# PROVIDED RECORDS start

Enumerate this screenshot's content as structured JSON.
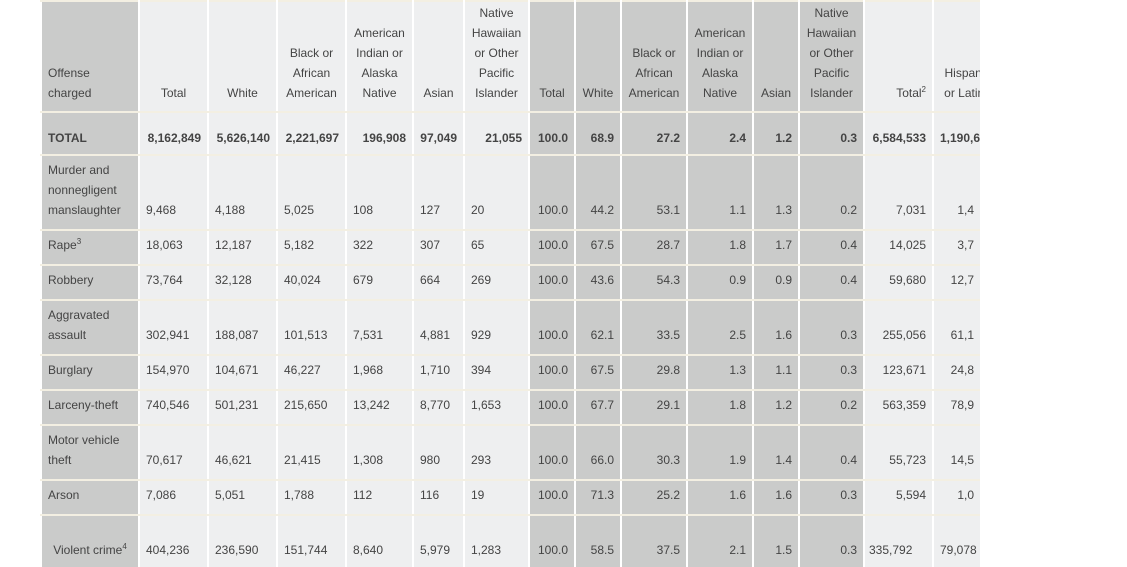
{
  "headers": [
    "Offense charged",
    "Total",
    "White",
    "Black or African American",
    "American Indian or Alaska Native",
    "Asian",
    "Native Hawaiian or Other Pacific Islander",
    "Total",
    "White",
    "Black or African American",
    "American Indian or Alaska Native",
    "Asian",
    "Native Hawaiian or Other Pacific Islander",
    "Total",
    "Hispanic or Latino"
  ],
  "total_sup": "2",
  "rows": [
    {
      "label": "TOTAL",
      "sup": "",
      "cells": [
        "8,162,849",
        "5,626,140",
        "2,221,697",
        "196,908",
        "97,049",
        "21,055",
        "100.0",
        "68.9",
        "27.2",
        "2.4",
        "1.2",
        "0.3",
        "6,584,533",
        "1,190,6"
      ]
    },
    {
      "label": "Murder and nonnegligent manslaughter",
      "sup": "",
      "cells": [
        "9,468",
        "4,188",
        "5,025",
        "108",
        "127",
        "20",
        "100.0",
        "44.2",
        "53.1",
        "1.1",
        "1.3",
        "0.2",
        "7,031",
        "1,4"
      ]
    },
    {
      "label": "Rape",
      "sup": "3",
      "cells": [
        "18,063",
        "12,187",
        "5,182",
        "322",
        "307",
        "65",
        "100.0",
        "67.5",
        "28.7",
        "1.8",
        "1.7",
        "0.4",
        "14,025",
        "3,7"
      ]
    },
    {
      "label": "Robbery",
      "sup": "",
      "cells": [
        "73,764",
        "32,128",
        "40,024",
        "679",
        "664",
        "269",
        "100.0",
        "43.6",
        "54.3",
        "0.9",
        "0.9",
        "0.4",
        "59,680",
        "12,7"
      ]
    },
    {
      "label": "Aggravated assault",
      "sup": "",
      "cells": [
        "302,941",
        "188,087",
        "101,513",
        "7,531",
        "4,881",
        "929",
        "100.0",
        "62.1",
        "33.5",
        "2.5",
        "1.6",
        "0.3",
        "255,056",
        "61,1"
      ]
    },
    {
      "label": "Burglary",
      "sup": "",
      "cells": [
        "154,970",
        "104,671",
        "46,227",
        "1,968",
        "1,710",
        "394",
        "100.0",
        "67.5",
        "29.8",
        "1.3",
        "1.1",
        "0.3",
        "123,671",
        "24,8"
      ]
    },
    {
      "label": "Larceny-theft",
      "sup": "",
      "cells": [
        "740,546",
        "501,231",
        "215,650",
        "13,242",
        "8,770",
        "1,653",
        "100.0",
        "67.7",
        "29.1",
        "1.8",
        "1.2",
        "0.2",
        "563,359",
        "78,9"
      ]
    },
    {
      "label": "Motor vehicle theft",
      "sup": "",
      "cells": [
        "70,617",
        "46,621",
        "21,415",
        "1,308",
        "980",
        "293",
        "100.0",
        "66.0",
        "30.3",
        "1.9",
        "1.4",
        "0.4",
        "55,723",
        "14,5"
      ]
    },
    {
      "label": "Arson",
      "sup": "",
      "cells": [
        "7,086",
        "5,051",
        "1,788",
        "112",
        "116",
        "19",
        "100.0",
        "71.3",
        "25.2",
        "1.6",
        "1.6",
        "0.3",
        "5,594",
        "1,0"
      ]
    },
    {
      "label": "Violent crime",
      "sup": "4",
      "cells": [
        "404,236",
        "236,590",
        "151,744",
        "8,640",
        "5,979",
        "1,283",
        "100.0",
        "58.5",
        "37.5",
        "2.1",
        "1.5",
        "0.3",
        "335,792",
        "79,078"
      ]
    }
  ],
  "row_heights": [
    35,
    75,
    35,
    35,
    55,
    35,
    35,
    55,
    35,
    55
  ]
}
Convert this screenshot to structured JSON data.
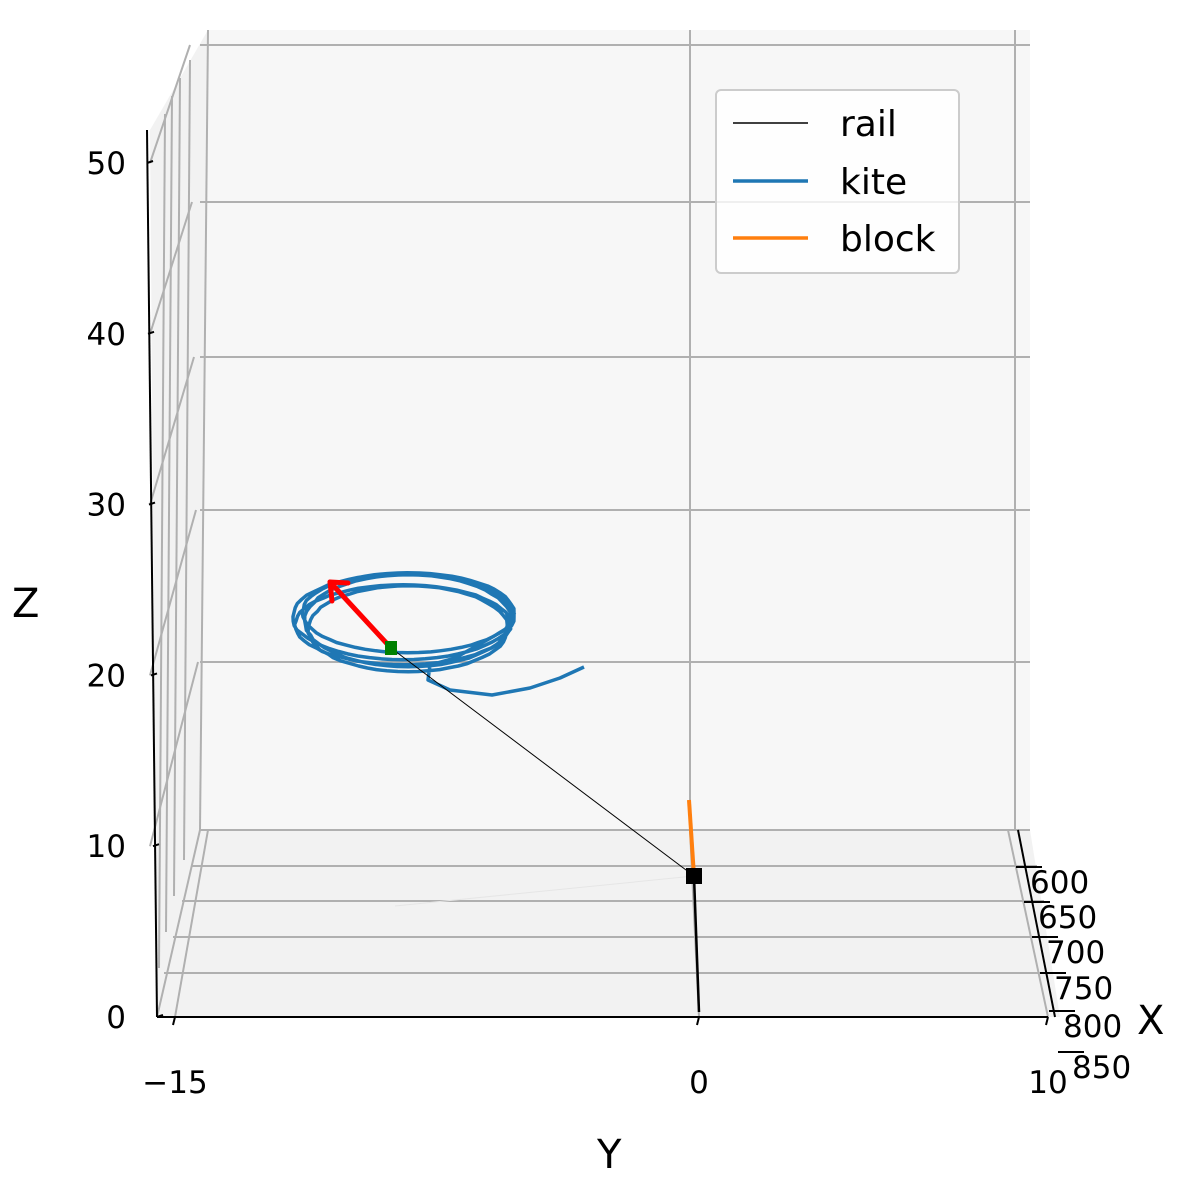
{
  "chart_data": {
    "type": "line3d",
    "title": "",
    "xlabel": "X",
    "ylabel": "Y",
    "zlabel": "Z",
    "x_ticks": [
      "600",
      "650",
      "700",
      "750",
      "800",
      "850"
    ],
    "y_ticks": [
      "−15",
      "0",
      "10"
    ],
    "z_ticks": [
      "0",
      "10",
      "20",
      "30",
      "40",
      "50"
    ],
    "xlim": [
      575,
      870
    ],
    "ylim": [
      -15,
      10
    ],
    "zlim": [
      0,
      52
    ],
    "grid": true,
    "legend": {
      "position": "top-right",
      "entries": [
        {
          "label": "rail",
          "color": "#000000"
        },
        {
          "label": "kite",
          "color": "#1f77b4"
        },
        {
          "label": "block",
          "color": "#ff7f0e"
        }
      ]
    },
    "series": [
      {
        "name": "rail",
        "color": "#000000",
        "points": [
          [
            620,
            0,
            11
          ],
          [
            770,
            0,
            2
          ]
        ]
      },
      {
        "name": "kite",
        "color": "#1f77b4",
        "kind": "circling-flight-path",
        "center": [
          560,
          -8.4,
          23.2
        ],
        "radius": [
          6.0,
          3.6
        ],
        "loops": 5,
        "exit_to": [
          560,
          -3.2,
          23.5
        ]
      },
      {
        "name": "block",
        "color": "#ff7f0e",
        "points": [
          [
            620,
            0,
            12
          ],
          [
            620,
            0,
            15
          ]
        ]
      }
    ],
    "tether": {
      "from": [
        560,
        -8.4,
        24.2
      ],
      "to": [
        620,
        0,
        12
      ],
      "color": "#000000"
    },
    "kite_position": {
      "point": [
        560,
        -8.4,
        24.2
      ],
      "color": "#008000"
    },
    "block_position": {
      "point": [
        620,
        0,
        12
      ],
      "color": "#000000"
    },
    "force_vector": {
      "from": [
        560,
        -8.4,
        24.2
      ],
      "to": [
        560,
        -10.4,
        27.2
      ],
      "color": "#ff0000"
    }
  }
}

# PROVIDED RECORDS end

◆ WORK TO COMPLETE ◆
Return each line among the entries that holds the word "this".

◆ EXERCISE OUTPUT ◆
Enumerate this screenshot's content as structured JSON.
Convert this screenshot to structured JSON data.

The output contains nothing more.